__Exercise prompt__. Reproduce all of the data that follows, character for character.

[Start of Input data]

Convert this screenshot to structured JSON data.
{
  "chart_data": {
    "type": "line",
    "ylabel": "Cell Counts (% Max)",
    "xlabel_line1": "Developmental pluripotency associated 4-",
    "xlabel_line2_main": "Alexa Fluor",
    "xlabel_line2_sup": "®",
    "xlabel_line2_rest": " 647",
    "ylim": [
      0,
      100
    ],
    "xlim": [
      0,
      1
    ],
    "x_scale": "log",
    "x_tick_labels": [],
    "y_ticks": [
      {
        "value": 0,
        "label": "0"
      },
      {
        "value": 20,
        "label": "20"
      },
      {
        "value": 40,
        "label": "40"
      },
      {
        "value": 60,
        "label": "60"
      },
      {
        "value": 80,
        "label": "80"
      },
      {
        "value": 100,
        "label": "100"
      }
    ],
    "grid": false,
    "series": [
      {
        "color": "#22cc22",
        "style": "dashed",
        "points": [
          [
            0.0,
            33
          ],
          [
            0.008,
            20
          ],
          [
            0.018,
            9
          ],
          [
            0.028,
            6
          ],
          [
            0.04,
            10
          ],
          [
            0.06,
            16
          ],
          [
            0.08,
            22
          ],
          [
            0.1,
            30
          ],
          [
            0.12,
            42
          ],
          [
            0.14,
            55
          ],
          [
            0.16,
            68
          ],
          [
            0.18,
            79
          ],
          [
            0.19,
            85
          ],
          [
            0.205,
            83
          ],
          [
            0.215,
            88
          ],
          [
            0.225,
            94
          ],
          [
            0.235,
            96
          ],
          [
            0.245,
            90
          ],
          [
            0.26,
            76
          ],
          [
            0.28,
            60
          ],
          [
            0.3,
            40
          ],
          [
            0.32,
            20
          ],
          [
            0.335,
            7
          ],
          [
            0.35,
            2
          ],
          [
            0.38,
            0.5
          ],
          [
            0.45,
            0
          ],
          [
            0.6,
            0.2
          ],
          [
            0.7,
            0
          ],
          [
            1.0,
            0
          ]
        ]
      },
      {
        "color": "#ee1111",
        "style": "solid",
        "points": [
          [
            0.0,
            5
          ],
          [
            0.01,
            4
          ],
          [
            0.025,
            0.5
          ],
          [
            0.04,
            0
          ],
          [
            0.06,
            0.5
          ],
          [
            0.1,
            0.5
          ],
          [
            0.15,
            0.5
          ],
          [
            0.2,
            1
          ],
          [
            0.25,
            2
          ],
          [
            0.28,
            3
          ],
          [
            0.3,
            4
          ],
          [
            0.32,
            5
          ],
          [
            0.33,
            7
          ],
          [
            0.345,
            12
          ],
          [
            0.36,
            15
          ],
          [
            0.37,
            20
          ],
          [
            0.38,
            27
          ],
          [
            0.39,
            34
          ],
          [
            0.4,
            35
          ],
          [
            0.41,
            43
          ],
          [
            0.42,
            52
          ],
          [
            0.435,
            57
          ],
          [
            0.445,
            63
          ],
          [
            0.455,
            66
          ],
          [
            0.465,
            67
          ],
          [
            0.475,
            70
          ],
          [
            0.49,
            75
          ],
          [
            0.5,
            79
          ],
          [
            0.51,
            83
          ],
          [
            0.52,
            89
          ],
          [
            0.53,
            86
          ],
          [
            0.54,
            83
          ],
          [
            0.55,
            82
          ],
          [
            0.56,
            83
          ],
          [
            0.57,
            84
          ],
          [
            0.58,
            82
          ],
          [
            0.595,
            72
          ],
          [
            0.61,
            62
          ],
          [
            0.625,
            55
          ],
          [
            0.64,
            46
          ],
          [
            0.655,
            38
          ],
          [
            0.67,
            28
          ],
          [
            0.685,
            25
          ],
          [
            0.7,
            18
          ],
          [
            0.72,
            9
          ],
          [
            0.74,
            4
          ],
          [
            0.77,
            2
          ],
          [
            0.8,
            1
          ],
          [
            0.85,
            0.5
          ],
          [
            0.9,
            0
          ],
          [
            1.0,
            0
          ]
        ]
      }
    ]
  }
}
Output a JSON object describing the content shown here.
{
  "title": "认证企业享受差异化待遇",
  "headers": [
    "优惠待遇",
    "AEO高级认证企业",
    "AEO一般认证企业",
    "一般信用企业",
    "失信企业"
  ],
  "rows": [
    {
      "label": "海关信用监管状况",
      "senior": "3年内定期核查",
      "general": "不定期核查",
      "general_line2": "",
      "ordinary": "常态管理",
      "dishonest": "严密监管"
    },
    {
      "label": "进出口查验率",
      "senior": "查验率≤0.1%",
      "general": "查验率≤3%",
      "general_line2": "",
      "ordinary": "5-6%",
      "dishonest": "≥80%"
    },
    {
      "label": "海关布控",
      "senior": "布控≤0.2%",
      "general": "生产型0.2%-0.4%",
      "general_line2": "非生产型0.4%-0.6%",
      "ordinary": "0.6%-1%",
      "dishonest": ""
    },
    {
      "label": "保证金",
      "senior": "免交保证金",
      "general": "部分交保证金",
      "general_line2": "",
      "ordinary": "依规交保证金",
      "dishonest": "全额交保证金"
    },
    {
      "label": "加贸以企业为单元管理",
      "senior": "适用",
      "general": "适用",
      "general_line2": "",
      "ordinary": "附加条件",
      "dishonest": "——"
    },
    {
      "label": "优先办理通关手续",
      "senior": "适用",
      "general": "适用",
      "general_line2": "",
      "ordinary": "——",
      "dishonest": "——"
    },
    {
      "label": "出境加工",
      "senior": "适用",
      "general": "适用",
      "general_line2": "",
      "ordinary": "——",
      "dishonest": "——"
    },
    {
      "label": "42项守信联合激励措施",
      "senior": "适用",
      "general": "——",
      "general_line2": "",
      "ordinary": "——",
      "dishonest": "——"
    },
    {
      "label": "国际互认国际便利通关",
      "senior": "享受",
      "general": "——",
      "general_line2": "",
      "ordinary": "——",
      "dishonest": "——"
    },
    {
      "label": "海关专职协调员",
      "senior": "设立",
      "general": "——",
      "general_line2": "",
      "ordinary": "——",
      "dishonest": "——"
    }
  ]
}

[End of Input data]

__Written reply__.
Convert this screenshot to structured JSON data.
{
  "chart_data": {
    "type": "line",
    "ylabel": "Cell Counts (% Max)",
    "xlabel_line1": "Developmental pluripotency associated 4-",
    "xlabel_line2_main": "Alexa Fluor",
    "xlabel_line2_sup": "®",
    "xlabel_line2_rest": " 647",
    "ylim": [
      0,
      100
    ],
    "xlim": [
      0,
      1
    ],
    "x_scale": "log",
    "x_tick_labels": [],
    "y_ticks": [
      {
        "value": 0,
        "label": "0"
      },
      {
        "value": 20,
        "label": "20"
      },
      {
        "value": 40,
        "label": "40"
      },
      {
        "value": 60,
        "label": "60"
      },
      {
        "value": 80,
        "label": "80"
      },
      {
        "value": 100,
        "label": "100"
      }
    ],
    "grid": false,
    "series": [
      {
        "color": "#22cc22",
        "style": "dashed",
        "points": [
          [
            0.0,
            33
          ],
          [
            0.008,
            20
          ],
          [
            0.018,
            9
          ],
          [
            0.028,
            6
          ],
          [
            0.04,
            10
          ],
          [
            0.06,
            16
          ],
          [
            0.08,
            22
          ],
          [
            0.1,
            30
          ],
          [
            0.12,
            42
          ],
          [
            0.14,
            55
          ],
          [
            0.16,
            68
          ],
          [
            0.18,
            79
          ],
          [
            0.19,
            85
          ],
          [
            0.205,
            83
          ],
          [
            0.215,
            88
          ],
          [
            0.225,
            94
          ],
          [
            0.235,
            96
          ],
          [
            0.245,
            90
          ],
          [
            0.26,
            76
          ],
          [
            0.28,
            60
          ],
          [
            0.3,
            40
          ],
          [
            0.32,
            20
          ],
          [
            0.335,
            7
          ],
          [
            0.35,
            2
          ],
          [
            0.38,
            0.5
          ],
          [
            0.45,
            0
          ],
          [
            0.6,
            0.2
          ],
          [
            0.7,
            0
          ],
          [
            1.0,
            0
          ]
        ]
      },
      {
        "color": "#ee1111",
        "style": "solid",
        "points": [
          [
            0.0,
            5
          ],
          [
            0.01,
            4
          ],
          [
            0.025,
            0.5
          ],
          [
            0.04,
            0
          ],
          [
            0.06,
            0.5
          ],
          [
            0.1,
            0.5
          ],
          [
            0.15,
            0.5
          ],
          [
            0.2,
            1
          ],
          [
            0.25,
            2
          ],
          [
            0.28,
            3
          ],
          [
            0.3,
            4
          ],
          [
            0.32,
            5
          ],
          [
            0.33,
            7
          ],
          [
            0.345,
            12
          ],
          [
            0.36,
            15
          ],
          [
            0.37,
            20
          ],
          [
            0.38,
            27
          ],
          [
            0.39,
            34
          ],
          [
            0.4,
            35
          ],
          [
            0.41,
            43
          ],
          [
            0.42,
            52
          ],
          [
            0.435,
            57
          ],
          [
            0.445,
            63
          ],
          [
            0.455,
            66
          ],
          [
            0.465,
            67
          ],
          [
            0.475,
            70
          ],
          [
            0.49,
            75
          ],
          [
            0.5,
            79
          ],
          [
            0.51,
            83
          ],
          [
            0.52,
            89
          ],
          [
            0.53,
            86
          ],
          [
            0.54,
            83
          ],
          [
            0.55,
            82
          ],
          [
            0.56,
            83
          ],
          [
            0.57,
            84
          ],
          [
            0.58,
            82
          ],
          [
            0.595,
            72
          ],
          [
            0.61,
            62
          ],
          [
            0.625,
            55
          ],
          [
            0.64,
            46
          ],
          [
            0.655,
            38
          ],
          [
            0.67,
            28
          ],
          [
            0.685,
            25
          ],
          [
            0.7,
            18
          ],
          [
            0.72,
            9
          ],
          [
            0.74,
            4
          ],
          [
            0.77,
            2
          ],
          [
            0.8,
            1
          ],
          [
            0.85,
            0.5
          ],
          [
            0.9,
            0
          ],
          [
            1.0,
            0
          ]
        ]
      }
    ]
  }
}
Output a JSON object describing the content shown here.
{
  "title": "认证企业享受差异化待遇",
  "headers": [
    "优惠待遇",
    "AEO高级认证企业",
    "AEO一般认证企业",
    "一般信用企业",
    "失信企业"
  ],
  "rows": [
    {
      "label": "海关信用监管状况",
      "senior": "3年内定期核查",
      "general": "不定期核查",
      "general_line2": "",
      "ordinary": "常态管理",
      "dishonest": "严密监管"
    },
    {
      "label": "进出口查验率",
      "senior": "查验率≤0.1%",
      "general": "查验率≤3%",
      "general_line2": "",
      "ordinary": "5-6%",
      "dishonest": "≥80%"
    },
    {
      "label": "海关布控",
      "senior": "布控≤0.2%",
      "general": "生产型0.2%-0.4%",
      "general_line2": "非生产型0.4%-0.6%",
      "ordinary": "0.6%-1%",
      "dishonest": ""
    },
    {
      "label": "保证金",
      "senior": "免交保证金",
      "general": "部分交保证金",
      "general_line2": "",
      "ordinary": "依规交保证金",
      "dishonest": "全额交保证金"
    },
    {
      "label": "加贸以企业为单元管理",
      "senior": "适用",
      "general": "适用",
      "general_line2": "",
      "ordinary": "附加条件",
      "dishonest": "——"
    },
    {
      "label": "优先办理通关手续",
      "senior": "适用",
      "general": "适用",
      "general_line2": "",
      "ordinary": "——",
      "dishonest": "——"
    },
    {
      "label": "出境加工",
      "senior": "适用",
      "general": "适用",
      "general_line2": "",
      "ordinary": "——",
      "dishonest": "——"
    },
    {
      "label": "42项守信联合激励措施",
      "senior": "适用",
      "general": "——",
      "general_line2": "",
      "ordinary": "——",
      "dishonest": "——"
    },
    {
      "label": "国际互认国际便利通关",
      "senior": "享受",
      "general": "——",
      "general_line2": "",
      "ordinary": "——",
      "dishonest": "——"
    },
    {
      "label": "海关专职协调员",
      "senior": "设立",
      "general": "——",
      "general_line2": "",
      "ordinary": "——",
      "dishonest": "——"
    }
  ]
}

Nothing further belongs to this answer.